[Extracted records]
========

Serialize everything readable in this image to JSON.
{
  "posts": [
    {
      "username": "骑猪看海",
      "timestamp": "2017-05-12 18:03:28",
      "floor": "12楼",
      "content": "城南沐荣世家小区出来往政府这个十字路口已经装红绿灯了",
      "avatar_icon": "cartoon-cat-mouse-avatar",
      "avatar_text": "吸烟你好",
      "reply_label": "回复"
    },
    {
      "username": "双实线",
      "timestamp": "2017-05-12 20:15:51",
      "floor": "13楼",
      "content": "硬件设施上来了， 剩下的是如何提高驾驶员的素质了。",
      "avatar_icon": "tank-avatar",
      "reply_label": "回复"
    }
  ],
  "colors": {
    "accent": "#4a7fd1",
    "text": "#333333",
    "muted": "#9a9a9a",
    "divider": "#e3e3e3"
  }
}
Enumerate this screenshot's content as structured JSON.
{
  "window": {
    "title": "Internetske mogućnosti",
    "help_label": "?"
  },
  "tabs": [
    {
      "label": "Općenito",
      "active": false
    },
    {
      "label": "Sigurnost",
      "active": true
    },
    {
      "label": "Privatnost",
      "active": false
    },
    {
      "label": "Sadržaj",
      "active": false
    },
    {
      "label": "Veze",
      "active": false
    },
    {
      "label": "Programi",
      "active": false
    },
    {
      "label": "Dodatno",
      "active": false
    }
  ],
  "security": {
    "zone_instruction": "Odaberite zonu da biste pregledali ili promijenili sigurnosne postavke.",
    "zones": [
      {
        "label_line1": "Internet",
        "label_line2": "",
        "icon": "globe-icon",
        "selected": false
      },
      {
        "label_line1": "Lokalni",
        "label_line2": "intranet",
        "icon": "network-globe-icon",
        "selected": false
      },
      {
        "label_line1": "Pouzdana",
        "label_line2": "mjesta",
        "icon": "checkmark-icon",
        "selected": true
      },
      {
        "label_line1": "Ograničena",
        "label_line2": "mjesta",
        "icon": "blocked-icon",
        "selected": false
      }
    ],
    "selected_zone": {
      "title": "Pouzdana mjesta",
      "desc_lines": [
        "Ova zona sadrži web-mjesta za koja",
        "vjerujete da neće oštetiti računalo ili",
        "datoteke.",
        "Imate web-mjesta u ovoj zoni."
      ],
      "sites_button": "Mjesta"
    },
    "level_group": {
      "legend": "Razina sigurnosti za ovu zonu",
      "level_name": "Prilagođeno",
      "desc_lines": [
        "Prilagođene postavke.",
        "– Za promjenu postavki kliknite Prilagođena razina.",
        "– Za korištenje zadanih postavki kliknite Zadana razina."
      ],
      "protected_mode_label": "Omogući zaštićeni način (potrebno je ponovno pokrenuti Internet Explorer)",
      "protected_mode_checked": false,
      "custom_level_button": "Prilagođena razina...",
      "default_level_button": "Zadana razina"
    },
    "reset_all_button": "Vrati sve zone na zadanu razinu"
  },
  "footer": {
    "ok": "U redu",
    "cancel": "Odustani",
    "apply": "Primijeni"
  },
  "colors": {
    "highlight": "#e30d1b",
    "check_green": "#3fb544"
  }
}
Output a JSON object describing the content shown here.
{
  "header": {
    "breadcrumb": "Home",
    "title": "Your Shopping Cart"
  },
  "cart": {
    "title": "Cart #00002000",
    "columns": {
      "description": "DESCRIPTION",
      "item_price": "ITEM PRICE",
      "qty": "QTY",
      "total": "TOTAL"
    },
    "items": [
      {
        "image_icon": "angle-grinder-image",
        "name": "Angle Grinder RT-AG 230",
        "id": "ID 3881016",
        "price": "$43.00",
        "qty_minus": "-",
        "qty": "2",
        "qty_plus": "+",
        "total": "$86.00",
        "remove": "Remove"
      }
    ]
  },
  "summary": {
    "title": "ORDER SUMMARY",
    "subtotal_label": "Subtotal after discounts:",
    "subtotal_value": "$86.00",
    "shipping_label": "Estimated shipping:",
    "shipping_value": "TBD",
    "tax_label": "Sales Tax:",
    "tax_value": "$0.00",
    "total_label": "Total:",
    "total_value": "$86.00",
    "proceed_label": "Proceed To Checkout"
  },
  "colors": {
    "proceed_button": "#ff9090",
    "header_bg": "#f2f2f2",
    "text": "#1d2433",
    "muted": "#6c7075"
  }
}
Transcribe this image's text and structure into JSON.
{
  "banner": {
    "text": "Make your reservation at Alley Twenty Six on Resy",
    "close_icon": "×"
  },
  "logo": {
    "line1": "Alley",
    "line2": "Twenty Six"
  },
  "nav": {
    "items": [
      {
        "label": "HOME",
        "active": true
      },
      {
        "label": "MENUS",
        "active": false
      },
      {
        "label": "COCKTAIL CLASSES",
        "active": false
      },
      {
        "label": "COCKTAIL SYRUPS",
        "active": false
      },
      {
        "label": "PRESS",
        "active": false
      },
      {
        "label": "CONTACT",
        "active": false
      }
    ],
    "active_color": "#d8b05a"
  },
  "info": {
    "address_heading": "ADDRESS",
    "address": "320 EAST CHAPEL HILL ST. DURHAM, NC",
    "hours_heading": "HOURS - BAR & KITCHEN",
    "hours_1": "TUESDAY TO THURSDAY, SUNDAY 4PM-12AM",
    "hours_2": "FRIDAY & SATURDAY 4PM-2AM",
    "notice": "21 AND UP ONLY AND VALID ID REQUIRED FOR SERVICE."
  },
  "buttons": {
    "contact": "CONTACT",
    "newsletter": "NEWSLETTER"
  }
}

========

Filter the records above for "JSON" and copy every matching line.

- **Reply**
Serialize everything readable in this image to JSON.
Enumerate this screenshot's content as structured JSON.
Output a JSON object describing the content shown here.
Transcribe this image's text and structure into JSON.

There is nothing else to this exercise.